What to work on:
Give only the number of lines in the data that contain the word "valgus".

Data provided:
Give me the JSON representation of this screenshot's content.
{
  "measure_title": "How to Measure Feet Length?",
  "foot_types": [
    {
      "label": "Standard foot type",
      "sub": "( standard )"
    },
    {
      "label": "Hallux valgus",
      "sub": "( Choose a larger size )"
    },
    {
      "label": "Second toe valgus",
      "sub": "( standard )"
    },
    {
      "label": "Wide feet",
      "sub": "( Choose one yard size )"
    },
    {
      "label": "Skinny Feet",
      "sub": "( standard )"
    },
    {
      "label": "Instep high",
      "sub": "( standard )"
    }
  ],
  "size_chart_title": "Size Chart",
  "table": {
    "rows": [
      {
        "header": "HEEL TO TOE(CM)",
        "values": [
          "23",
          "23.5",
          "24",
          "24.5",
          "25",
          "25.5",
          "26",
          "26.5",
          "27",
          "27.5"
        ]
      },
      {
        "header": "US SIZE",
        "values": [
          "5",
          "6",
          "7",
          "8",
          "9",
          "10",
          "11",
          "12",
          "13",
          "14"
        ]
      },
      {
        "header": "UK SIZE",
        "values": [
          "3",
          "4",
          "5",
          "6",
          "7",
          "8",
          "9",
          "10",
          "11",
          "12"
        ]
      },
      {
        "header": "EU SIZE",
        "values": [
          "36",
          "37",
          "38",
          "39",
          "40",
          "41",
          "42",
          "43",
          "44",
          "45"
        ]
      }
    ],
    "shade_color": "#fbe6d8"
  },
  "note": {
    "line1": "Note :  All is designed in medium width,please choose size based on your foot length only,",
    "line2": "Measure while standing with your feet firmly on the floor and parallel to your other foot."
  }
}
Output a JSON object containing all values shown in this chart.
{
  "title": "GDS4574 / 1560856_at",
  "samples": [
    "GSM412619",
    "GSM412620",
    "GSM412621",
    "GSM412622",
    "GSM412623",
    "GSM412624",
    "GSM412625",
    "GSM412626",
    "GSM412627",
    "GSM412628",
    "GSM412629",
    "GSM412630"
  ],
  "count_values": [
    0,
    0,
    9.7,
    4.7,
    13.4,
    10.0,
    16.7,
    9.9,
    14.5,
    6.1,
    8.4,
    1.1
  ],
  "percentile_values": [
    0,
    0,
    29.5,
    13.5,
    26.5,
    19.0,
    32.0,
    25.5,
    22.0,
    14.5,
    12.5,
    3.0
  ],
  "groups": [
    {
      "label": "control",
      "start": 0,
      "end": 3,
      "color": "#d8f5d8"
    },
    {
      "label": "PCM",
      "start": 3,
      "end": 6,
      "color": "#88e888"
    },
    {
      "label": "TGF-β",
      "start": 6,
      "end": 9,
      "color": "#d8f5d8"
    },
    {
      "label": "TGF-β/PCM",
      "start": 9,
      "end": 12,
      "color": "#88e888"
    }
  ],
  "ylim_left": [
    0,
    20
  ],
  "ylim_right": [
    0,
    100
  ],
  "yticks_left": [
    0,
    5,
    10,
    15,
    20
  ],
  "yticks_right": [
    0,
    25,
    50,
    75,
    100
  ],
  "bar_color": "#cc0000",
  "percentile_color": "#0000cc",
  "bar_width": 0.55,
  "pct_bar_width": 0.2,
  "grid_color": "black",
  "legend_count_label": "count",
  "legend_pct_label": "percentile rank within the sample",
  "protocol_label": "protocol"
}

Exercise answer:
2